**PROBLEM TO SOLVE:** Give only the number of lines in the records that include the string "profile".

**Items from a data source:**
----
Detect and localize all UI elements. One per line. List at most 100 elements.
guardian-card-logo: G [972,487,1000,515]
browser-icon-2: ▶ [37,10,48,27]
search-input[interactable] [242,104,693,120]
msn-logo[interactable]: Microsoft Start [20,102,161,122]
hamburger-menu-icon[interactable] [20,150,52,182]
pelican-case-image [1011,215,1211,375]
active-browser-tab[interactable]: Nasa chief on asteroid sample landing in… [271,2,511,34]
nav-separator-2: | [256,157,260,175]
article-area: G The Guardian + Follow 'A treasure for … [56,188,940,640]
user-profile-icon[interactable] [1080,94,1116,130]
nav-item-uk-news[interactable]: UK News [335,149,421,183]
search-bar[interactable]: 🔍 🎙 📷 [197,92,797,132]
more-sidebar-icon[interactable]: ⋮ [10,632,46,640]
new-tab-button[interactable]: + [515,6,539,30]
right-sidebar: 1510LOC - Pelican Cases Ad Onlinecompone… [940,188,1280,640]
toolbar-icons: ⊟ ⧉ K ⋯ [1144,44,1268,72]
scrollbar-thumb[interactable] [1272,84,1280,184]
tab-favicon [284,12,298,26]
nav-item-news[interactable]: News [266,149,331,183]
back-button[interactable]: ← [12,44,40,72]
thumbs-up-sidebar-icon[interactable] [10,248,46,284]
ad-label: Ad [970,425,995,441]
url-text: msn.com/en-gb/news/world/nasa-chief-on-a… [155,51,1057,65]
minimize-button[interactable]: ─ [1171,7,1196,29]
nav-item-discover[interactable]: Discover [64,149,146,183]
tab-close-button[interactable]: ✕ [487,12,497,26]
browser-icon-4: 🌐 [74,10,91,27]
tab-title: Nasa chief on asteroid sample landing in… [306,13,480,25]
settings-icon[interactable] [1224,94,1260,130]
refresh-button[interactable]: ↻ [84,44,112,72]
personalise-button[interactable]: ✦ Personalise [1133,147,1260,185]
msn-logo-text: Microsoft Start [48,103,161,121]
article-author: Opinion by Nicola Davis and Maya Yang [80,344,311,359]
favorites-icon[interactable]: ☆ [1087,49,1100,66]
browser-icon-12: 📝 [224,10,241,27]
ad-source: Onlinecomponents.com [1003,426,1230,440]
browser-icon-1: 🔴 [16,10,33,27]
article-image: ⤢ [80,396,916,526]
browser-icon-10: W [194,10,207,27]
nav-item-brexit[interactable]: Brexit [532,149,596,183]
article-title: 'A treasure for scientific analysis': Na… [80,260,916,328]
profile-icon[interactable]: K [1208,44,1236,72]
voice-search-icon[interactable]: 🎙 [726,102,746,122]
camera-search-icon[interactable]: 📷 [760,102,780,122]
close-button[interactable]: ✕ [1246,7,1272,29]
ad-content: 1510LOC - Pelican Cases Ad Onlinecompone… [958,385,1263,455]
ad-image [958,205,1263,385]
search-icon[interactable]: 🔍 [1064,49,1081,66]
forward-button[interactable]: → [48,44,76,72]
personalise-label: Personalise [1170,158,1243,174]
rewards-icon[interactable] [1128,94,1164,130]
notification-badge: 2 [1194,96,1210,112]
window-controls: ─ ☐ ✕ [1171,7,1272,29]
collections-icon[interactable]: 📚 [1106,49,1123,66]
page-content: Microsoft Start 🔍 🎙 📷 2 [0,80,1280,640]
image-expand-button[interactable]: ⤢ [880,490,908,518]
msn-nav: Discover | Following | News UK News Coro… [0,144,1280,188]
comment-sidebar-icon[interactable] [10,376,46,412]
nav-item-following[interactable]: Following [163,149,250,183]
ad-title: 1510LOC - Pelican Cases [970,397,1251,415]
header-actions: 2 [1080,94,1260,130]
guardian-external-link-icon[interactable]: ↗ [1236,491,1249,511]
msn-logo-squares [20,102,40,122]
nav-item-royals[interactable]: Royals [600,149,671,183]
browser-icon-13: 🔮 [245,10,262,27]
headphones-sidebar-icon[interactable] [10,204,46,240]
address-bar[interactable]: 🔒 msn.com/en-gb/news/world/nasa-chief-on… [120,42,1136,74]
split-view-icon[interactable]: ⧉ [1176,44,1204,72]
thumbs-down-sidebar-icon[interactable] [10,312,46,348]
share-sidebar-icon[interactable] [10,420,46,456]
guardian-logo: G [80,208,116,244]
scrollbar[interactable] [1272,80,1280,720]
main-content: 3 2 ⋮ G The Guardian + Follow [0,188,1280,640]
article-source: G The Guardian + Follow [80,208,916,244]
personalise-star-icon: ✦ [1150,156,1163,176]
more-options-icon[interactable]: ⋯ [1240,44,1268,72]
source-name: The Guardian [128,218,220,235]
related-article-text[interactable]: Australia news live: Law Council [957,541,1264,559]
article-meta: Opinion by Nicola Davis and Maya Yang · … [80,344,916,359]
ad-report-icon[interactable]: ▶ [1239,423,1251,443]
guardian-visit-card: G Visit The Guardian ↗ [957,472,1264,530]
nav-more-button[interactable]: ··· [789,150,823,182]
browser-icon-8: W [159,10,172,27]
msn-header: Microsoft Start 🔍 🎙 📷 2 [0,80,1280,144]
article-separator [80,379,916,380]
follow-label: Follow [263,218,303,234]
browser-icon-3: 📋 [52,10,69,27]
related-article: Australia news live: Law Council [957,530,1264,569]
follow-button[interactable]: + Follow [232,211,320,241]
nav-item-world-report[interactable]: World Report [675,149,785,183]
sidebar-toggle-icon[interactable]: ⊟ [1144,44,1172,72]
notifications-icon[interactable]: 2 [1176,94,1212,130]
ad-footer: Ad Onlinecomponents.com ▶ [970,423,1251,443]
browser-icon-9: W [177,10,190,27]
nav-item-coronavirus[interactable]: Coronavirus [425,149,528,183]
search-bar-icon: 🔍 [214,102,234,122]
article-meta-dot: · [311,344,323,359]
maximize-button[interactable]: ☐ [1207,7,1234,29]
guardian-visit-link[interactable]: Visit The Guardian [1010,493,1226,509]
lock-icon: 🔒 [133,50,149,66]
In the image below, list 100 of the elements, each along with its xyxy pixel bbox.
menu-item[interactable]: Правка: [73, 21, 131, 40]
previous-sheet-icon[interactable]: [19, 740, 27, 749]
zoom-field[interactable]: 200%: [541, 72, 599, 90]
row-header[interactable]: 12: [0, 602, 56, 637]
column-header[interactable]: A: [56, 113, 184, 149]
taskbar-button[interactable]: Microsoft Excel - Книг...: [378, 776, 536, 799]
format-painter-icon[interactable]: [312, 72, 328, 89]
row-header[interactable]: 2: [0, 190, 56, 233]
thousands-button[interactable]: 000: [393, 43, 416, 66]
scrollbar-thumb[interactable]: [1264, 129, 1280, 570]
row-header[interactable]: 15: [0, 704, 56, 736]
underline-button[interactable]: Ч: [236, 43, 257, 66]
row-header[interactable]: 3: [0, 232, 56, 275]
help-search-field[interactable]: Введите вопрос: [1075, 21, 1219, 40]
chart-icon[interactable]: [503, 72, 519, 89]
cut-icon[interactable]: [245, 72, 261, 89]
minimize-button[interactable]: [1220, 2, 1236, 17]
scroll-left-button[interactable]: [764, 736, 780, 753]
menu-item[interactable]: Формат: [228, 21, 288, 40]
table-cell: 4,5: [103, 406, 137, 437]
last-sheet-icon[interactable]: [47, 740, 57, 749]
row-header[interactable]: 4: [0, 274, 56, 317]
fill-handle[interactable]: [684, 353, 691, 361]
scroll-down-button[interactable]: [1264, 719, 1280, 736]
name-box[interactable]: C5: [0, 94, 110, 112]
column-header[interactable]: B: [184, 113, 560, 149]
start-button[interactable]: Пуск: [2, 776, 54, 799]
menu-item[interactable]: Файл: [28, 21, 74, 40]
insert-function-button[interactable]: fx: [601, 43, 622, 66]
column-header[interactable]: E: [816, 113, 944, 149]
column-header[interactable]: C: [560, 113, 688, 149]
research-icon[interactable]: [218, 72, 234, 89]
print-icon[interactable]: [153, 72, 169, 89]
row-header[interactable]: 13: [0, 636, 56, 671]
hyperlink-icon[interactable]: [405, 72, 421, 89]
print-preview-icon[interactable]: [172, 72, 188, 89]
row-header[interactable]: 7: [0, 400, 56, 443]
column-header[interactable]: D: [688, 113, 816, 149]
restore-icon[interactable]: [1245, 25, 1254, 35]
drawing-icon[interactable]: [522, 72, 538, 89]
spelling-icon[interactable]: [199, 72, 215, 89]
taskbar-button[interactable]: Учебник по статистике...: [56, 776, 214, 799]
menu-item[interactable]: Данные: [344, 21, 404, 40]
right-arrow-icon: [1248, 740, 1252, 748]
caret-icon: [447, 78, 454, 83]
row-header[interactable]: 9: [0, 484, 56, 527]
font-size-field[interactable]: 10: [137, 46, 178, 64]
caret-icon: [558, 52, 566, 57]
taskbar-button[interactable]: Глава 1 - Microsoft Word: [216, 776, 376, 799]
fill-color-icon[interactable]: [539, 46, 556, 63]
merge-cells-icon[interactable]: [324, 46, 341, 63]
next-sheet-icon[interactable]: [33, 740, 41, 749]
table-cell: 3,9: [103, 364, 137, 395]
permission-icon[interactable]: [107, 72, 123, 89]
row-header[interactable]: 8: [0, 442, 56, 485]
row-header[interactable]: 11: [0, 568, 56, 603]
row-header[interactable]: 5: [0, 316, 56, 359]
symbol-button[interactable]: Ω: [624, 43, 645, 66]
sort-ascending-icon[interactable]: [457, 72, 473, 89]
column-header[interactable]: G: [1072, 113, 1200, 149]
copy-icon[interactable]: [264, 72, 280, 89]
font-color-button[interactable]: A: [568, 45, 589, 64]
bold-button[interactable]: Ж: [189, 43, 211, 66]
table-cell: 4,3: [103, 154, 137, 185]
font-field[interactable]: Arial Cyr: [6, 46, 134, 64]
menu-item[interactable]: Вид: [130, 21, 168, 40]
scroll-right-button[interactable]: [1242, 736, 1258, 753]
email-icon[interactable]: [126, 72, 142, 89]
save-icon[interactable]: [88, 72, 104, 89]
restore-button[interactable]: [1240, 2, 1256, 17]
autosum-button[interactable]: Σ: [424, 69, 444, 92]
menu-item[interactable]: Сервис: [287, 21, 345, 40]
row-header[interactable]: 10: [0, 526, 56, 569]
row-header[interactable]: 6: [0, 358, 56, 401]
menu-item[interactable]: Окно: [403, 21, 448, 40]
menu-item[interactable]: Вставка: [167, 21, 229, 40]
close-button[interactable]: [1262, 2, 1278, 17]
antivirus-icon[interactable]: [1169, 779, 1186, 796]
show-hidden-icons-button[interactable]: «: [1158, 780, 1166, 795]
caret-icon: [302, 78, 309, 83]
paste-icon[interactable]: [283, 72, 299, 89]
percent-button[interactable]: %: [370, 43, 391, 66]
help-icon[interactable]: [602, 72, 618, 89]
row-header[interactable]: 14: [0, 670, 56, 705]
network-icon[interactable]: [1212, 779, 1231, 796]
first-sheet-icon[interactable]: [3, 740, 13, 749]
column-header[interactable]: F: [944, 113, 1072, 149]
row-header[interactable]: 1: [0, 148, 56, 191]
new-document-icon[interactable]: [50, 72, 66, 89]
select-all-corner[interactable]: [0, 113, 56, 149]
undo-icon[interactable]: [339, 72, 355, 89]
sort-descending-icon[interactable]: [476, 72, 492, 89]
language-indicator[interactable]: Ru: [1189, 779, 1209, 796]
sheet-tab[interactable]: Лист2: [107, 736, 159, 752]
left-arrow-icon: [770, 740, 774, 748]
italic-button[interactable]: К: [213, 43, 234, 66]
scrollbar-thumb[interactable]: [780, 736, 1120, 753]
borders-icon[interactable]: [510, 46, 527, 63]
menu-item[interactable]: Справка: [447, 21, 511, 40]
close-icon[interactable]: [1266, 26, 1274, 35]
----
**COMPLETED TASK:** 2